Reproduce the records below with each occurrence of "hierarchy-item" renamed to "outliner-item" and everything else unchanged. Leave the pictures out.

------

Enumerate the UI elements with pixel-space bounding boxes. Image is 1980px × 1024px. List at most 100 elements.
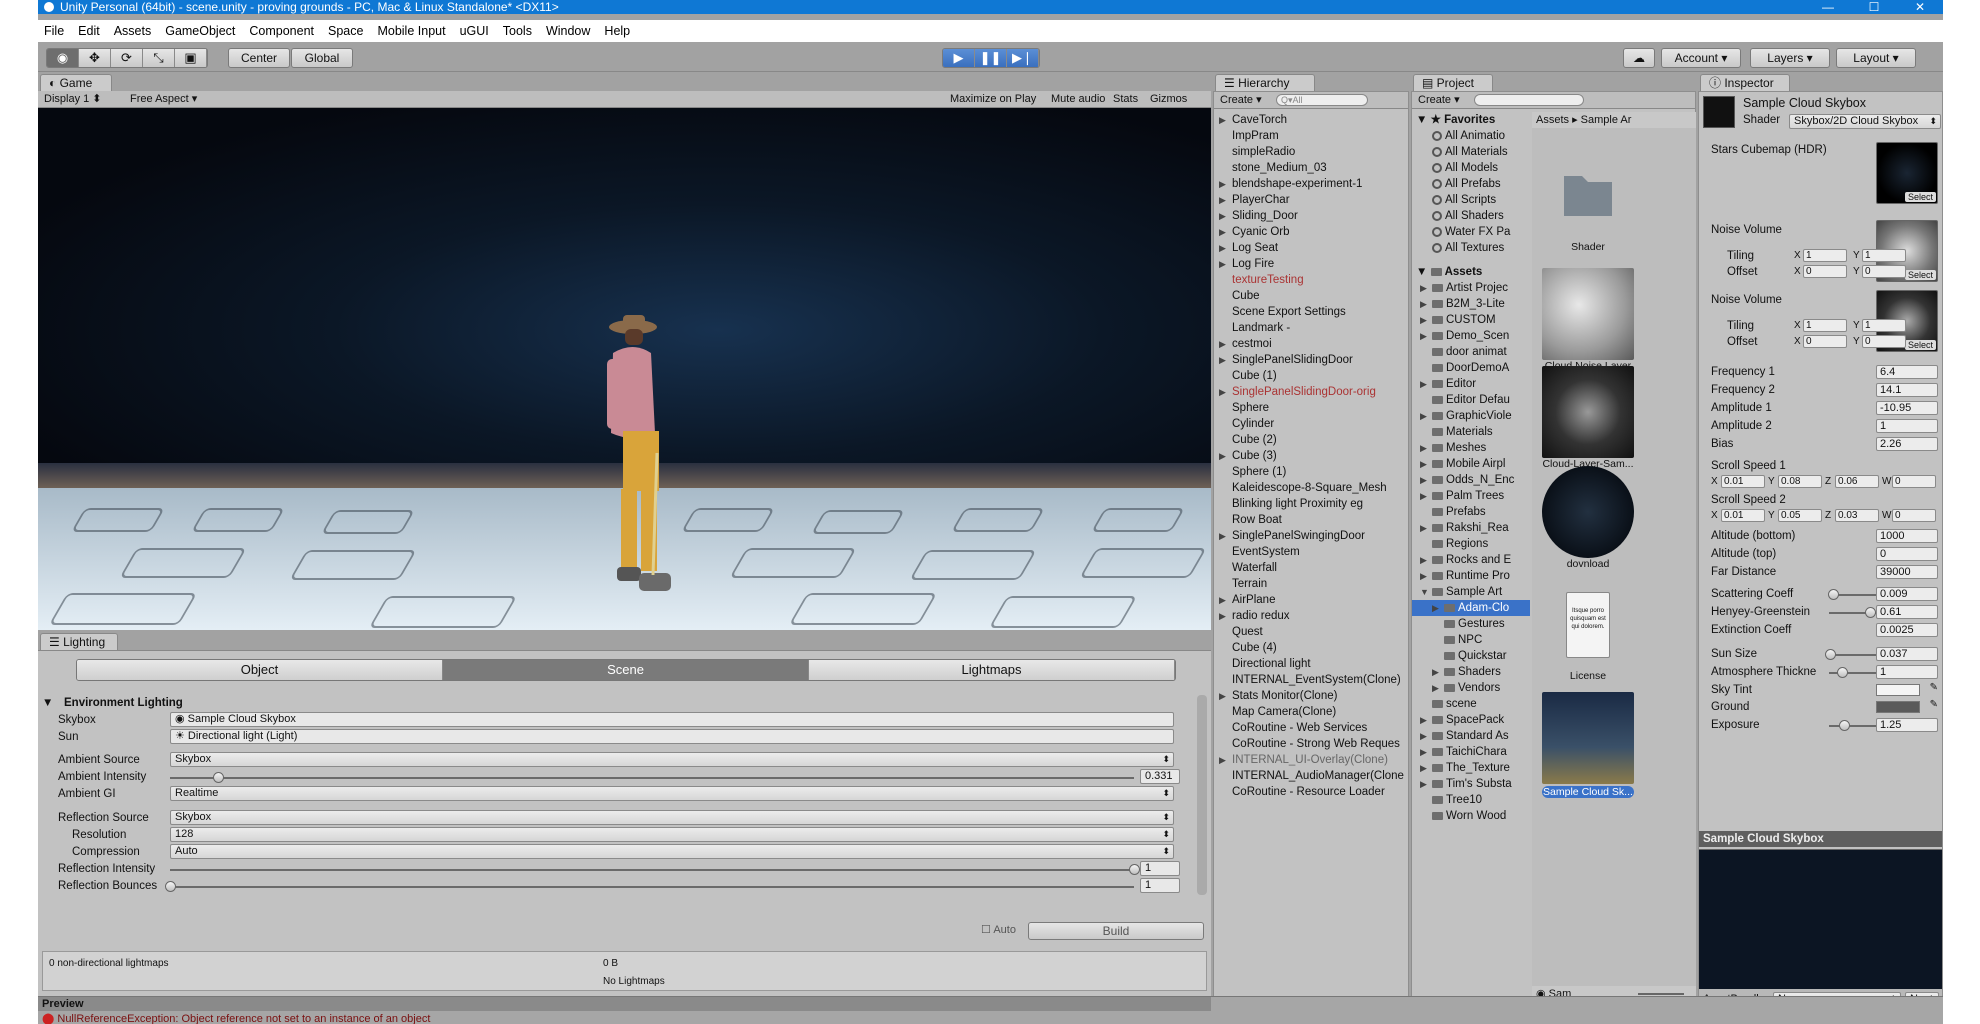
hierarchy-item[interactable]: EventSystem [1214, 544, 1408, 560]
amplitude-1-field[interactable]: -10.95 [1876, 401, 1938, 415]
minimize-button[interactable]: — [1805, 0, 1851, 14]
maximize-button[interactable]: ☐ [1851, 0, 1897, 14]
expand-arrow-icon[interactable]: ▶ [1420, 280, 1427, 296]
hierarchy-item[interactable]: CoRoutine - Resource Loader [1214, 784, 1408, 800]
folder-item[interactable]: Tree10 [1412, 792, 1530, 808]
hierarchy-item[interactable]: Cube (2) [1214, 432, 1408, 448]
scroll1-w-field[interactable]: 0 [1892, 475, 1936, 488]
hierarchy-item[interactable]: ▶ PlayerChar [1214, 192, 1408, 208]
expand-arrow-icon[interactable]: ▶ [1432, 664, 1439, 680]
expand-arrow-icon[interactable]: ▶ [1420, 760, 1427, 776]
asset-cloud-noise-layer[interactable]: Cloud Noise Layer [1542, 268, 1634, 372]
menu-component[interactable]: Component [249, 24, 314, 38]
tab-lighting[interactable]: ☰ Lighting [40, 633, 118, 651]
sun-field[interactable]: ☀ Directional light (Light) [170, 729, 1174, 744]
reflection-bounces-slider[interactable] [165, 881, 176, 892]
folder-item[interactable]: ▶ The_Texture [1412, 760, 1530, 776]
hierarchy-item[interactable]: ▶ Cube (3) [1214, 448, 1408, 464]
atmosphere-field[interactable]: 1 [1876, 665, 1938, 679]
folder-item[interactable]: ▶ Demo_Scen [1412, 328, 1530, 344]
folder-item[interactable]: Editor Defau [1412, 392, 1530, 408]
asset-dovnload[interactable]: dovnload [1542, 466, 1634, 570]
auto-checkbox[interactable]: ☐ Auto [981, 923, 1016, 936]
rotate-tool-icon[interactable]: ⟳ [111, 49, 143, 67]
expand-arrow-icon[interactable]: ▶ [1432, 680, 1439, 696]
hierarchy-item[interactable]: Scene Export Settings [1214, 304, 1408, 320]
folder-item[interactable]: door animat [1412, 344, 1530, 360]
noise2-offset-y[interactable]: 0 [1862, 335, 1906, 348]
shader-dropdown[interactable]: Skybox/2D Cloud Skybox [1789, 114, 1941, 129]
menu-file[interactable]: File [44, 24, 64, 38]
menu-assets[interactable]: Assets [114, 24, 152, 38]
sun-size-slider[interactable] [1825, 649, 1837, 660]
ambient-intensity-slider[interactable] [213, 772, 225, 783]
hierarchy-item[interactable]: Waterfall [1214, 560, 1408, 576]
hierarchy-item[interactable]: INTERNAL_EventSystem(Clone) [1214, 672, 1408, 688]
folder-item[interactable]: ▶ Rakshi_Rea [1412, 520, 1530, 536]
hierarchy-item[interactable]: textureTesting [1214, 272, 1408, 288]
folder-item[interactable]: ▶ Adam-Clo [1412, 600, 1530, 616]
skybox-field[interactable]: ◉ Sample Cloud Skybox [170, 712, 1174, 727]
expand-arrow-icon[interactable]: ▶ [1420, 328, 1427, 344]
favorite-item[interactable]: All Scripts [1412, 192, 1530, 208]
expand-arrow-icon[interactable]: ▶ [1420, 408, 1427, 424]
expand-arrow-icon[interactable]: ▶ [1219, 240, 1226, 256]
hierarchy-item[interactable]: Kaleidescope-8-Square_Mesh [1214, 480, 1408, 496]
reflection-intensity-field[interactable]: 1 [1140, 861, 1180, 876]
hierarchy-item[interactable]: ▶ SinglePanelSwingingDoor [1214, 528, 1408, 544]
tab-inspector[interactable]: ⓘ Inspector [1700, 74, 1790, 92]
eyedropper-icon[interactable]: ✎ [1930, 699, 1938, 710]
folder-item[interactable]: ▶ Palm Trees [1412, 488, 1530, 504]
hierarchy-create-button[interactable]: Create ▾ [1220, 92, 1262, 108]
maximize-on-play-toggle[interactable]: Maximize on Play [950, 91, 1036, 107]
hierarchy-item[interactable]: ▶ radio redux [1214, 608, 1408, 624]
scroll1-y-field[interactable]: 0.08 [1778, 475, 1822, 488]
expand-arrow-icon[interactable]: ▶ [1219, 688, 1226, 704]
favorites-header[interactable]: ▼ ★ Favorites [1412, 112, 1530, 128]
menu-space[interactable]: Space [328, 24, 363, 38]
tab-hierarchy[interactable]: ☰ Hierarchy [1215, 74, 1315, 92]
hierarchy-item[interactable]: ▶ AirPlane [1214, 592, 1408, 608]
expand-arrow-icon[interactable]: ▶ [1219, 208, 1226, 224]
ambient-intensity-track[interactable] [170, 777, 1134, 779]
breadcrumb-sample-art[interactable]: Sample Ar [1581, 114, 1632, 126]
folder-item[interactable]: ▶ GraphicViole [1412, 408, 1530, 424]
gizmos-dropdown[interactable]: Gizmos [1150, 91, 1187, 107]
expand-arrow-icon[interactable]: ▶ [1219, 752, 1226, 768]
folder-item[interactable]: ▶ Odds_N_Enc [1412, 472, 1530, 488]
menu-gameobject[interactable]: GameObject [165, 24, 235, 38]
folder-item[interactable]: ▶ CUSTOM [1412, 312, 1530, 328]
menu-ugui[interactable]: uGUI [460, 24, 489, 38]
exposure-slider[interactable] [1838, 720, 1850, 731]
hierarchy-item[interactable]: ▶ cestmoi [1214, 336, 1408, 352]
folder-item[interactable]: ▶ Standard As [1412, 728, 1530, 744]
noise2-tiling-y[interactable]: 1 [1862, 319, 1906, 332]
icon-size-slider[interactable] [1638, 993, 1684, 995]
folder-item[interactable]: Materials [1412, 424, 1530, 440]
tab-object[interactable]: Object [77, 660, 443, 680]
hierarchy-item[interactable]: Cylinder [1214, 416, 1408, 432]
menu-edit[interactable]: Edit [78, 24, 100, 38]
expand-arrow-icon[interactable]: ▶ [1420, 488, 1427, 504]
amplitude-2-field[interactable]: 1 [1876, 419, 1938, 433]
folder-item[interactable]: ▶ Runtime Pro [1412, 568, 1530, 584]
altitude-bottom-field[interactable]: 1000 [1876, 529, 1938, 543]
henyey-field[interactable]: 0.61 [1876, 605, 1938, 619]
aspect-dropdown[interactable]: Free Aspect ▾ [130, 91, 290, 107]
folder-item[interactable]: ▶ Vendors [1412, 680, 1530, 696]
noise2-tiling-x[interactable]: 1 [1803, 319, 1847, 332]
scroll1-x-field[interactable]: 0.01 [1721, 475, 1765, 488]
sky-tint-swatch[interactable] [1876, 684, 1920, 696]
hierarchy-item[interactable]: Terrain [1214, 576, 1408, 592]
folder-item[interactable]: Worn Wood [1412, 808, 1530, 824]
far-distance-field[interactable]: 39000 [1876, 565, 1938, 579]
expand-arrow-icon[interactable]: ▶ [1219, 192, 1226, 208]
eyedropper-icon[interactable]: ✎ [1930, 682, 1938, 693]
favorite-item[interactable]: All Animatio [1412, 128, 1530, 144]
folder-item[interactable]: Regions [1412, 536, 1530, 552]
folder-item[interactable]: ▶ Tim's Substa [1412, 776, 1530, 792]
asset-cloud-layer-sample[interactable]: Cloud-Layer-Sam... [1542, 366, 1634, 470]
asset-sample-cloud-skybox[interactable]: Sample Cloud Sk... [1542, 692, 1634, 800]
scroll2-y-field[interactable]: 0.05 [1778, 509, 1822, 522]
expand-arrow-icon[interactable]: ▶ [1420, 472, 1427, 488]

------

▸ SOLUTION FOR THIS PROBLEM:
Enumerate the UI elements with pixel-space bounding boxes. Image is 1980px × 1024px. List at most 100 elements.
outliner-item[interactable]: EventSystem [1214, 544, 1408, 560]
amplitude-1-field[interactable]: -10.95 [1876, 401, 1938, 415]
minimize-button[interactable]: — [1805, 0, 1851, 14]
maximize-button[interactable]: ☐ [1851, 0, 1897, 14]
expand-arrow-icon[interactable]: ▶ [1420, 280, 1427, 296]
outliner-item[interactable]: CoRoutine - Resource Loader [1214, 784, 1408, 800]
folder-item[interactable]: Tree10 [1412, 792, 1530, 808]
outliner-item[interactable]: Cube (2) [1214, 432, 1408, 448]
scroll1-w-field[interactable]: 0 [1892, 475, 1936, 488]
outliner-item[interactable]: ▶ PlayerChar [1214, 192, 1408, 208]
expand-arrow-icon[interactable]: ▶ [1432, 664, 1439, 680]
expand-arrow-icon[interactable]: ▶ [1420, 760, 1427, 776]
asset-cloud-noise-layer[interactable]: Cloud Noise Layer [1542, 268, 1634, 372]
menu-component[interactable]: Component [249, 24, 314, 38]
tab-lighting[interactable]: ☰ Lighting [40, 633, 118, 651]
sun-field[interactable]: ☀ Directional light (Light) [170, 729, 1174, 744]
reflection-bounces-slider[interactable] [165, 881, 176, 892]
folder-item[interactable]: ▶ The_Texture [1412, 760, 1530, 776]
outliner-item[interactable]: ▶ Cube (3) [1214, 448, 1408, 464]
atmosphere-field[interactable]: 1 [1876, 665, 1938, 679]
folder-item[interactable]: ▶ Demo_Scen [1412, 328, 1530, 344]
folder-item[interactable]: Editor Defau [1412, 392, 1530, 408]
asset-dovnload[interactable]: dovnload [1542, 466, 1634, 570]
auto-checkbox[interactable]: ☐ Auto [981, 923, 1016, 936]
rotate-tool-icon[interactable]: ⟳ [111, 49, 143, 67]
expand-arrow-icon[interactable]: ▶ [1432, 680, 1439, 696]
outliner-item[interactable]: Scene Export Settings [1214, 304, 1408, 320]
folder-item[interactable]: door animat [1412, 344, 1530, 360]
noise2-offset-y[interactable]: 0 [1862, 335, 1906, 348]
shader-dropdown[interactable]: Skybox/2D Cloud Skybox [1789, 114, 1941, 129]
menu-file[interactable]: File [44, 24, 64, 38]
menu-assets[interactable]: Assets [114, 24, 152, 38]
sun-size-slider[interactable] [1825, 649, 1837, 660]
ambient-intensity-slider[interactable] [213, 772, 225, 783]
outliner-item[interactable]: Waterfall [1214, 560, 1408, 576]
outliner-item[interactable]: INTERNAL_EventSystem(Clone) [1214, 672, 1408, 688]
folder-item[interactable]: ▶ Rakshi_Rea [1412, 520, 1530, 536]
outliner-item[interactable]: textureTesting [1214, 272, 1408, 288]
folder-item[interactable]: ▶ Adam-Clo [1412, 600, 1530, 616]
skybox-field[interactable]: ◉ Sample Cloud Skybox [170, 712, 1174, 727]
expand-arrow-icon[interactable]: ▶ [1420, 328, 1427, 344]
favorite-item[interactable]: All Scripts [1412, 192, 1530, 208]
expand-arrow-icon[interactable]: ▶ [1420, 408, 1427, 424]
expand-arrow-icon[interactable]: ▶ [1219, 240, 1226, 256]
outliner-item[interactable]: Kaleidescope-8-Square_Mesh [1214, 480, 1408, 496]
reflection-intensity-field[interactable]: 1 [1140, 861, 1180, 876]
outliner-item[interactable]: ▶ SinglePanelSwingingDoor [1214, 528, 1408, 544]
tab-inspector[interactable]: ⓘ Inspector [1700, 74, 1790, 92]
eyedropper-icon[interactable]: ✎ [1930, 699, 1938, 710]
folder-item[interactable]: ▶ Palm Trees [1412, 488, 1530, 504]
hierarchy-create-button[interactable]: Create ▾ [1220, 92, 1262, 108]
maximize-on-play-toggle[interactable]: Maximize on Play [950, 91, 1036, 107]
outliner-item[interactable]: ▶ radio redux [1214, 608, 1408, 624]
scroll1-y-field[interactable]: 0.08 [1778, 475, 1822, 488]
expand-arrow-icon[interactable]: ▶ [1219, 688, 1226, 704]
favorites-header[interactable]: ▼ ★ Favorites [1412, 112, 1530, 128]
menu-space[interactable]: Space [328, 24, 363, 38]
tab-hierarchy[interactable]: ☰ Hierarchy [1215, 74, 1315, 92]
outliner-item[interactable]: ▶ AirPlane [1214, 592, 1408, 608]
expand-arrow-icon[interactable]: ▶ [1219, 208, 1226, 224]
ambient-intensity-track[interactable] [170, 777, 1134, 779]
breadcrumb-sample-art[interactable]: Sample Ar [1581, 114, 1632, 126]
folder-item[interactable]: ▶ GraphicViole [1412, 408, 1530, 424]
gizmos-dropdown[interactable]: Gizmos [1150, 91, 1187, 107]
expand-arrow-icon[interactable]: ▶ [1219, 752, 1226, 768]
folder-item[interactable]: ▶ Odds_N_Enc [1412, 472, 1530, 488]
menu-gameobject[interactable]: GameObject [165, 24, 235, 38]
folder-item[interactable]: ▶ CUSTOM [1412, 312, 1530, 328]
menu-ugui[interactable]: uGUI [460, 24, 489, 38]
exposure-slider[interactable] [1838, 720, 1850, 731]
outliner-item[interactable]: ▶ cestmoi [1214, 336, 1408, 352]
folder-item[interactable]: ▶ Standard As [1412, 728, 1530, 744]
noise2-tiling-y[interactable]: 1 [1862, 319, 1906, 332]
icon-size-slider[interactable] [1638, 993, 1684, 995]
folder-item[interactable]: Materials [1412, 424, 1530, 440]
tab-object[interactable]: Object [77, 660, 443, 680]
outliner-item[interactable]: Cylinder [1214, 416, 1408, 432]
menu-edit[interactable]: Edit [78, 24, 100, 38]
expand-arrow-icon[interactable]: ▶ [1420, 488, 1427, 504]
amplitude-2-field[interactable]: 1 [1876, 419, 1938, 433]
folder-item[interactable]: ▶ Runtime Pro [1412, 568, 1530, 584]
altitude-bottom-field[interactable]: 1000 [1876, 529, 1938, 543]
henyey-field[interactable]: 0.61 [1876, 605, 1938, 619]
aspect-dropdown[interactable]: Free Aspect ▾ [130, 91, 290, 107]
folder-item[interactable]: ▶ Vendors [1412, 680, 1530, 696]
noise2-tiling-x[interactable]: 1 [1803, 319, 1847, 332]
scroll1-x-field[interactable]: 0.01 [1721, 475, 1765, 488]
sky-tint-swatch[interactable] [1876, 684, 1920, 696]
outliner-item[interactable]: Terrain [1214, 576, 1408, 592]
folder-item[interactable]: Worn Wood [1412, 808, 1530, 824]
far-distance-field[interactable]: 39000 [1876, 565, 1938, 579]
expand-arrow-icon[interactable]: ▶ [1219, 192, 1226, 208]
eyedropper-icon[interactable]: ✎ [1930, 682, 1938, 693]
favorite-item[interactable]: All Animatio [1412, 128, 1530, 144]
folder-item[interactable]: Regions [1412, 536, 1530, 552]
folder-item[interactable]: ▶ Tim's Substa [1412, 776, 1530, 792]
asset-cloud-layer-sample[interactable]: Cloud-Layer-Sam... [1542, 366, 1634, 470]
asset-sample-cloud-skybox[interactable]: Sample Cloud Sk... [1542, 692, 1634, 800]
scroll2-y-field[interactable]: 0.05 [1778, 509, 1822, 522]
expand-arrow-icon[interactable]: ▶ [1420, 472, 1427, 488]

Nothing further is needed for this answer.